### Work to complete:
Identify and copy all lines of the material where the string "name" is found.

### Raw records:
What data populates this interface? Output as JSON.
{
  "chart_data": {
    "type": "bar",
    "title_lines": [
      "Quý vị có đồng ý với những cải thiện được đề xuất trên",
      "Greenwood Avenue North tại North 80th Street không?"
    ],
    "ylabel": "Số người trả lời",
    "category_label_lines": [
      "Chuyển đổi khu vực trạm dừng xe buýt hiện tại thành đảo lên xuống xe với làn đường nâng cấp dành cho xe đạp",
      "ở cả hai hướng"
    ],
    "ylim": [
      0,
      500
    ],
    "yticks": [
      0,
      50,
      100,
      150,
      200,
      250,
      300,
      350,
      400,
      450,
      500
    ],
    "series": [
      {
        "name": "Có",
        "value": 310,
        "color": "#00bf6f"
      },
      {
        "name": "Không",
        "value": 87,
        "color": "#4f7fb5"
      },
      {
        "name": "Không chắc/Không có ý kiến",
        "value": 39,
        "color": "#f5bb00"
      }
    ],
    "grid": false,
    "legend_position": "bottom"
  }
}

### Response to this task:
        "name": "Có",
        "name": "Không",
        "name": "Không chắc/Không có ý kiến",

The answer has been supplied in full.